STATED TASK
Present the listing from its first line through the line containing "list-item-selected[interactable]: Thunderbird <box>59", both included, as a Markdown table with the columns Row and Line. Give each line its own numbered row and leave out blank lines.

DATA LINES

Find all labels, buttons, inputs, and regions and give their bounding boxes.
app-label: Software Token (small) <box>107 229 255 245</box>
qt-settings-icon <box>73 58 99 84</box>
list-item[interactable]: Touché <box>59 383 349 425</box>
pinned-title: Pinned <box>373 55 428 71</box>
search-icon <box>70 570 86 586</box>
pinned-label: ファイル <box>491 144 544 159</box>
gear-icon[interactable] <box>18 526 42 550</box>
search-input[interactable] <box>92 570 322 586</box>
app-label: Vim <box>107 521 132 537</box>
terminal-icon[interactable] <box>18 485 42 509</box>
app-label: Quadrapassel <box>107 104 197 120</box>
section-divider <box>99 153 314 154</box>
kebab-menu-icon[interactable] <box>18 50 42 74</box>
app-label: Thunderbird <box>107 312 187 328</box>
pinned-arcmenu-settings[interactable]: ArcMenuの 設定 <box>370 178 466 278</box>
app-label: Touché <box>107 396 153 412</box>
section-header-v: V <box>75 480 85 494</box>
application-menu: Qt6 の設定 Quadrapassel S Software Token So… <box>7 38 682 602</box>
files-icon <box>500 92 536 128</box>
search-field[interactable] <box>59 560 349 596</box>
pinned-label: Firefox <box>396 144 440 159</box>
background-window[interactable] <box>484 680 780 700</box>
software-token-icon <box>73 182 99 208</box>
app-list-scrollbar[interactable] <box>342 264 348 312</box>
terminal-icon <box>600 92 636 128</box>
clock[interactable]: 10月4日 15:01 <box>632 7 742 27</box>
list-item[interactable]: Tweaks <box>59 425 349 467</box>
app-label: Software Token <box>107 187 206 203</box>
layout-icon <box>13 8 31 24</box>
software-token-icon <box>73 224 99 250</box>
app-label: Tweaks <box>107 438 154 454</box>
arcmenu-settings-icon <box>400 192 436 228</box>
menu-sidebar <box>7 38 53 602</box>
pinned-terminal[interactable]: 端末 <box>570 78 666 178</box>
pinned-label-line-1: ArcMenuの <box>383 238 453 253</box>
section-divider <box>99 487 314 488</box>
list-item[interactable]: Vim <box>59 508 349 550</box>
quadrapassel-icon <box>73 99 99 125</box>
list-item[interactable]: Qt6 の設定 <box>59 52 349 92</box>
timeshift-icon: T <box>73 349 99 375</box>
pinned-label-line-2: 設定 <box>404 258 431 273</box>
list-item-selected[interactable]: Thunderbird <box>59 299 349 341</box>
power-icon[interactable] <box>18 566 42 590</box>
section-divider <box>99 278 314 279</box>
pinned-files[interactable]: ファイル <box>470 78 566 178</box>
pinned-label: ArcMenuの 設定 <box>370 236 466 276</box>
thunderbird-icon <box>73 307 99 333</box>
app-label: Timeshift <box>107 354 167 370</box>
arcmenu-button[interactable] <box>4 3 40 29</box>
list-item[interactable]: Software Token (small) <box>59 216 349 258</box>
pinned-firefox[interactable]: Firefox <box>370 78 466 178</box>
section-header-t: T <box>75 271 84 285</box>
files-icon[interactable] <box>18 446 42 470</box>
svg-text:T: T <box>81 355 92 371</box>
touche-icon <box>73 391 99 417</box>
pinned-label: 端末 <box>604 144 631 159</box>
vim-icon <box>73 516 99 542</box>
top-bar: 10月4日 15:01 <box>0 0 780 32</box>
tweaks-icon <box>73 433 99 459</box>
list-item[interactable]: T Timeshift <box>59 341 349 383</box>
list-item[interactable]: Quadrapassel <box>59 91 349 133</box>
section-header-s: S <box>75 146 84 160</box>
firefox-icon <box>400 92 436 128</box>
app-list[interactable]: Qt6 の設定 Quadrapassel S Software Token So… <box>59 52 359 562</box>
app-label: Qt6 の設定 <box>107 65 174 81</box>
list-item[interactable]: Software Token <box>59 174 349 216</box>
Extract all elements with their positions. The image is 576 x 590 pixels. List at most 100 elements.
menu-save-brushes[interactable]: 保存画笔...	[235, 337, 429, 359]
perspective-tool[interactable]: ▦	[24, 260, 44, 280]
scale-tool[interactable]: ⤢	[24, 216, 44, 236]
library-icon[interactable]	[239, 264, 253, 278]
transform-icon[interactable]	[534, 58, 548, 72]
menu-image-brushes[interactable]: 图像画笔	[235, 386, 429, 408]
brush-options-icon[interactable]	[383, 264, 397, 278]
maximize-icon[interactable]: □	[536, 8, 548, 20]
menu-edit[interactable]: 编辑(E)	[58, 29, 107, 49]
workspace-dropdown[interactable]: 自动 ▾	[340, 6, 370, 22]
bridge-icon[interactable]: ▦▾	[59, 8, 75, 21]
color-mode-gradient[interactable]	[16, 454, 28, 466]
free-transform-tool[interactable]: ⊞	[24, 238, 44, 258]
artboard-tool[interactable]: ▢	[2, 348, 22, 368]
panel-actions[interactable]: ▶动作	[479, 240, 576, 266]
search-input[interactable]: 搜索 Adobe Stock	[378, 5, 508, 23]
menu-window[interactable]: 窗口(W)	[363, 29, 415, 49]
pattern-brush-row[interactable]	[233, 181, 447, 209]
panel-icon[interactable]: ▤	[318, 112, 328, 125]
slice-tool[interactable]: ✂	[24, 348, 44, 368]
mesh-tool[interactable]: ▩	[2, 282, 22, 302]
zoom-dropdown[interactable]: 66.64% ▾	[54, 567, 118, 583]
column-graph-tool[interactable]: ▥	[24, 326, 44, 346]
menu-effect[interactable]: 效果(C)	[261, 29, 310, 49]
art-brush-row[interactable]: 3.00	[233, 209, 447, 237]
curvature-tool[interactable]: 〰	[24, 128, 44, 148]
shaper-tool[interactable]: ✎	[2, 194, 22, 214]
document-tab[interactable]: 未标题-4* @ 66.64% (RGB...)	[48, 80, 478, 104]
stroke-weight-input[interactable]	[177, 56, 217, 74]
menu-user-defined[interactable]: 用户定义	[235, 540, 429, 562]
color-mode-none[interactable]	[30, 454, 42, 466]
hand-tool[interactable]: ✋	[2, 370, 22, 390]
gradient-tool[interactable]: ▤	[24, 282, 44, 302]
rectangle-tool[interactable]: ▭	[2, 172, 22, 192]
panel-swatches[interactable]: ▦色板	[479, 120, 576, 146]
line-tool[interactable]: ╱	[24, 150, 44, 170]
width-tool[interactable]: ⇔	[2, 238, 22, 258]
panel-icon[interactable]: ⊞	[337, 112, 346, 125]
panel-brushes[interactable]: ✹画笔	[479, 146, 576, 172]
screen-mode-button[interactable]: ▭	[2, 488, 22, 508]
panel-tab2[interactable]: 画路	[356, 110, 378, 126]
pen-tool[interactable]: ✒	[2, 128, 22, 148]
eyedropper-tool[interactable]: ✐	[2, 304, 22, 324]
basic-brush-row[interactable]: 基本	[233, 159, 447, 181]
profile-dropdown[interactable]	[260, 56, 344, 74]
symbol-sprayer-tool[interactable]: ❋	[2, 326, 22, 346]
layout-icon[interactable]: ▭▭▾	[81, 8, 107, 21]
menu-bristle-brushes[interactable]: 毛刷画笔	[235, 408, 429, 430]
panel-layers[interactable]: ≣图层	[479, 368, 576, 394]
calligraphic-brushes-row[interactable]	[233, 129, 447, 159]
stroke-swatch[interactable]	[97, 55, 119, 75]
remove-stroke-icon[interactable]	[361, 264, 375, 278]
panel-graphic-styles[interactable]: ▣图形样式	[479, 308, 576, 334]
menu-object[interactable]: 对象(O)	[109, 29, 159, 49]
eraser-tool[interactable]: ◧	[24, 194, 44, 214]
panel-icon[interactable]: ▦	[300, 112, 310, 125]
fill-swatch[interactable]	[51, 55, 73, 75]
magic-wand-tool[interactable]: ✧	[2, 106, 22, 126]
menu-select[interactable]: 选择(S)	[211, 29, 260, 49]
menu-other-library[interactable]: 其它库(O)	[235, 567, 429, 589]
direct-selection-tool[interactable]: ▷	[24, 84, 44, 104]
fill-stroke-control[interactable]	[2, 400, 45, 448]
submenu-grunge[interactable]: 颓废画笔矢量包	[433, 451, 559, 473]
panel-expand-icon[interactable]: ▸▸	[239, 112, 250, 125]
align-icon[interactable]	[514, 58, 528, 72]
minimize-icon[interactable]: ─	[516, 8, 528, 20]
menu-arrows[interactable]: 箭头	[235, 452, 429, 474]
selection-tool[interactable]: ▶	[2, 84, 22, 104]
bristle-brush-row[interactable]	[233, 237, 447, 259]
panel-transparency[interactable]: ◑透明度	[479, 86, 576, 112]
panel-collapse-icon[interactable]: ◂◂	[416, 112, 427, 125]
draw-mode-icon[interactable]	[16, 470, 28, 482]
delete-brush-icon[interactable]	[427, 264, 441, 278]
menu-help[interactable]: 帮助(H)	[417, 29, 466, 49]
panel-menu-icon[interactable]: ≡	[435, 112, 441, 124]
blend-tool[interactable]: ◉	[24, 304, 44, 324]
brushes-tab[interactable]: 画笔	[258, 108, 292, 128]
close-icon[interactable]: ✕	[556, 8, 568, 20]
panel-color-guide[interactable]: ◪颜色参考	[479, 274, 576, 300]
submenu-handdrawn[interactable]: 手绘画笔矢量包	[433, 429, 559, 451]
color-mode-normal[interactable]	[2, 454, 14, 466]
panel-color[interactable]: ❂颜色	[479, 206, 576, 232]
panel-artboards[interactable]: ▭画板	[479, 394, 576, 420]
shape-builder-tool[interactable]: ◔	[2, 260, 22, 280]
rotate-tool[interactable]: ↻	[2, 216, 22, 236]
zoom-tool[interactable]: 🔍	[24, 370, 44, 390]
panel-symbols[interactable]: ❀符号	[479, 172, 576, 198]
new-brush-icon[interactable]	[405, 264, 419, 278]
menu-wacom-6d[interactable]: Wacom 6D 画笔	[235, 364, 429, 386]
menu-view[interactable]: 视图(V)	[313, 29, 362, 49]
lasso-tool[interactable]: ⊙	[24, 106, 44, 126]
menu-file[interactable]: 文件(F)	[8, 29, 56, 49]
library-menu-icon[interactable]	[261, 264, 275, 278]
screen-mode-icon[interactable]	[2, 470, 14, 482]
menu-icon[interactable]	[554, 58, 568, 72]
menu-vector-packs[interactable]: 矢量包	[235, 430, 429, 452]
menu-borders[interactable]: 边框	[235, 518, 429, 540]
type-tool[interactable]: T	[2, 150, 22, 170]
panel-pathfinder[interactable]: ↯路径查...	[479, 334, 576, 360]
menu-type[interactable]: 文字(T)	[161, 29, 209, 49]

EXERCISE OUTPUT
| Row | Line |
|---|---|
| 1 | Find all labels, buttons, inputs, and regions and give their bounding boxes. |
| 2 | app-label: Software Token (small) <box>107 229 255 245</box> |
| 3 | qt-settings-icon <box>73 58 99 84</box> |
| 4 | list-item[interactable]: Touché <box>59 383 349 425</box> |
| 5 | pinned-title: Pinned <box>373 55 428 71</box> |
| 6 | search-icon <box>70 570 86 586</box> |
| 7 | pinned-label: ファイル <box>491 144 544 159</box> |
| 8 | gear-icon[interactable] <box>18 526 42 550</box> |
| 9 | search-input[interactable] <box>92 570 322 586</box> |
| 10 | app-label: Vim <box>107 521 132 537</box> |
| 11 | terminal-icon[interactable] <box>18 485 42 509</box> |
| 12 | app-label: Quadrapassel <box>107 104 197 120</box> |
| 13 | section-divider <box>99 153 314 154</box> |
| 14 | kebab-menu-icon[interactable] <box>18 50 42 74</box> |
| 15 | app-label: Thunderbird <box>107 312 187 328</box> |
| 16 | pinned-arcmenu-settings[interactable]: ArcMenuの 設定 <box>370 178 466 278</box> |
| 17 | app-label: Touché <box>107 396 153 412</box> |
| 18 | section-header-v: V <box>75 480 85 494</box> |
| 19 | application-menu: Qt6 の設定 Quadrapassel S Software Token So… <box>7 38 682 602</box> |
| 20 | files-icon <box>500 92 536 128</box> |
| 21 | search-field[interactable] <box>59 560 349 596</box> |
| 22 | pinned-label: Firefox <box>396 144 440 159</box> |
| 23 | background-window[interactable] <box>484 680 780 700</box> |
| 24 | software-token-icon <box>73 182 99 208</box> |
| 25 | app-list-scrollbar[interactable] <box>342 264 348 312</box> |
| 26 | terminal-icon <box>600 92 636 128</box> |
| 27 | clock[interactable]: 10月4日 15:01 <box>632 7 742 27</box> |
| 28 | list-item[interactable]: Tweaks <box>59 425 349 467</box> |
| 29 | app-label: Software Token <box>107 187 206 203</box> |
| 30 | layout-icon <box>13 8 31 24</box> |
| 31 | software-token-icon <box>73 224 99 250</box> |
| 32 | app-label: Tweaks <box>107 438 154 454</box> |
| 33 | arcmenu-settings-icon <box>400 192 436 228</box> |
| 34 | menu-sidebar <box>7 38 53 602</box> |
| 35 | pinned-terminal[interactable]: 端末 <box>570 78 666 178</box> |
| 36 | pinned-label-line-1: ArcMenuの <box>383 238 453 253</box> |
| 37 | section-divider <box>99 487 314 488</box> |
| 38 | list-item[interactable]: Vim <box>59 508 349 550</box> |
| 39 | quadrapassel-icon <box>73 99 99 125</box> |
| 40 | list-item[interactable]: Qt6 の設定 <box>59 52 349 92</box> |
| 41 | timeshift-icon: T <box>73 349 99 375</box> |
| 42 | pinned-label-line-2: 設定 <box>404 258 431 273</box> |
| 43 | list-item-selected[interactable]: Thunderbird <box>59 299 349 341</box> |